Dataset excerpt

=-=-=-=-=

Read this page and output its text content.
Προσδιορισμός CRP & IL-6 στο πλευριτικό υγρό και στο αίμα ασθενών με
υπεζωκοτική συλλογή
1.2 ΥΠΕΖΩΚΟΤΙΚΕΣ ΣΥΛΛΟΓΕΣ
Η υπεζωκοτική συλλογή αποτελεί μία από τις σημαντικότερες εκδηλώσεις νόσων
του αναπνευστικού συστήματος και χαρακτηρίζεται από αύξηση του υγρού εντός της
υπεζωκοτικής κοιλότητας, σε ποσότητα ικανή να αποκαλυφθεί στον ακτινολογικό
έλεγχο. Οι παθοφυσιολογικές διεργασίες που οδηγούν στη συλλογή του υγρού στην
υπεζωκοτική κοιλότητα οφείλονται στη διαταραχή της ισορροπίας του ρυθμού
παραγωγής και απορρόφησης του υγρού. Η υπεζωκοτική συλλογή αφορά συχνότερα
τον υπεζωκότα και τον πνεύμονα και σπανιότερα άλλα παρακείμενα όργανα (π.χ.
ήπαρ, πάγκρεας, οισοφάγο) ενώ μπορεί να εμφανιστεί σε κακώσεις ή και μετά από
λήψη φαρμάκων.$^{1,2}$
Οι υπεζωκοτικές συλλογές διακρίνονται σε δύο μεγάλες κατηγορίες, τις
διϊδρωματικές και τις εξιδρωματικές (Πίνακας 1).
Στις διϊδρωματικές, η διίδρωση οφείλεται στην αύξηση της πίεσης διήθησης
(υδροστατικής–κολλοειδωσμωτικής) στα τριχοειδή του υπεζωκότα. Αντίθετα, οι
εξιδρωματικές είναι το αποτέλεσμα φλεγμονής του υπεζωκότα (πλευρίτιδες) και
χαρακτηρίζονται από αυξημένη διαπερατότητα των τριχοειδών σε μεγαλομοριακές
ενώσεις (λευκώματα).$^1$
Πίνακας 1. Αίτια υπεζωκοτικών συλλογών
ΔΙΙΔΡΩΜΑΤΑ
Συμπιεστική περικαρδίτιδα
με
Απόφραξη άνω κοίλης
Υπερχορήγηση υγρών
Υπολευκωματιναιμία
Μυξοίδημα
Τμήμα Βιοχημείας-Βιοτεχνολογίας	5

=-=-=-=-=

> Given problem
Write all of the records out again exactly.

> Exercise answer
Read this page and output its text content.
Προσδιορισμός CRP & IL-6 στο πλευριτικό υγρό και στο αίμα ασθενών με
υπεζωκοτική συλλογή
1.2 ΥΠΕΖΩΚΟΤΙΚΕΣ ΣΥΛΛΟΓΕΣ
Η υπεζωκοτική συλλογή αποτελεί μία από τις σημαντικότερες εκδηλώσεις νόσων
του αναπνευστικού συστήματος και χαρακτηρίζεται από αύξηση του υγρού εντός της
υπεζωκοτικής κοιλότητας, σε ποσότητα ικανή να αποκαλυφθεί στον ακτινολογικό
έλεγχο. Οι παθοφυσιολογικές διεργασίες που οδηγούν στη συλλογή του υγρού στην
υπεζωκοτική κοιλότητα οφείλονται στη διαταραχή της ισορροπίας του ρυθμού
παραγωγής και απορρόφησης του υγρού. Η υπεζωκοτική συλλογή αφορά συχνότερα
τον υπεζωκότα και τον πνεύμονα και σπανιότερα άλλα παρακείμενα όργανα (π.χ.
ήπαρ, πάγκρεας, οισοφάγο) ενώ μπορεί να εμφανιστεί σε κακώσεις ή και μετά από
λήψη φαρμάκων.$^{1,2}$
Οι υπεζωκοτικές συλλογές διακρίνονται σε δύο μεγάλες κατηγορίες, τις
διϊδρωματικές και τις εξιδρωματικές (Πίνακας 1).
Στις διϊδρωματικές, η διίδρωση οφείλεται στην αύξηση της πίεσης διήθησης
(υδροστατικής–κολλοειδωσμωτικής) στα τριχοειδή του υπεζωκότα. Αντίθετα, οι
εξιδρωματικές είναι το αποτέλεσμα φλεγμονής του υπεζωκότα (πλευρίτιδες) και
χαρακτηρίζονται από αυξημένη διαπερατότητα των τριχοειδών σε μεγαλομοριακές
ενώσεις (λευκώματα).$^1$
Πίνακας 1. Αίτια υπεζωκοτικών συλλογών
ΔΙΙΔΡΩΜΑΤΑ
Συμπιεστική περικαρδίτιδα
με
Απόφραξη άνω κοίλης
Υπερχορήγηση υγρών
Υπολευκωματιναιμία
Μυξοίδημα
Τμήμα Βιοχημείας-Βιοτεχνολογίας	5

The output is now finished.